DATA ROWS:

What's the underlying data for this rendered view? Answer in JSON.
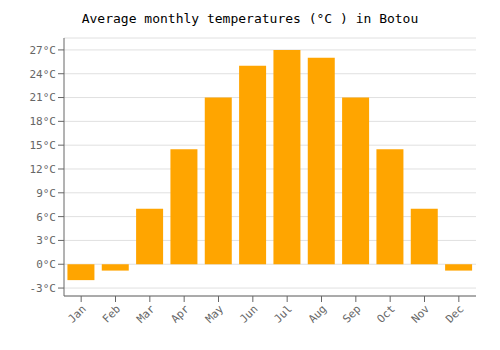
{
  "chart_data": {
    "type": "bar",
    "title": "Average monthly temperatures (°C ) in Botou",
    "categories": [
      "Jan",
      "Feb",
      "Mar",
      "Apr",
      "May",
      "Jun",
      "Jul",
      "Aug",
      "Sep",
      "Oct",
      "Nov",
      "Dec"
    ],
    "values": [
      -2.0,
      -0.8,
      7.0,
      14.5,
      21.0,
      25.0,
      27.0,
      26.0,
      21.0,
      14.5,
      7.0,
      -0.8
    ],
    "color": "#FFA500",
    "ylim": [
      -4,
      28.5
    ],
    "yticks": [
      {
        "value": -3,
        "label": "-3°C"
      },
      {
        "value": 0,
        "label": "0°C"
      },
      {
        "value": 3,
        "label": "3°C"
      },
      {
        "value": 6,
        "label": "6°C"
      },
      {
        "value": 9,
        "label": "9°C"
      },
      {
        "value": 12,
        "label": "12°C"
      },
      {
        "value": 15,
        "label": "15°C"
      },
      {
        "value": 18,
        "label": "18°C"
      },
      {
        "value": 21,
        "label": "21°C"
      },
      {
        "value": 24,
        "label": "24°C"
      },
      {
        "value": 27,
        "label": "27°C"
      }
    ],
    "grid": true
  }
}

SET PROBLEM:
Count the lines of the listing above that include the word "label" and state the total with nothing else.

RESPONSE TO THE EXERCISE:
11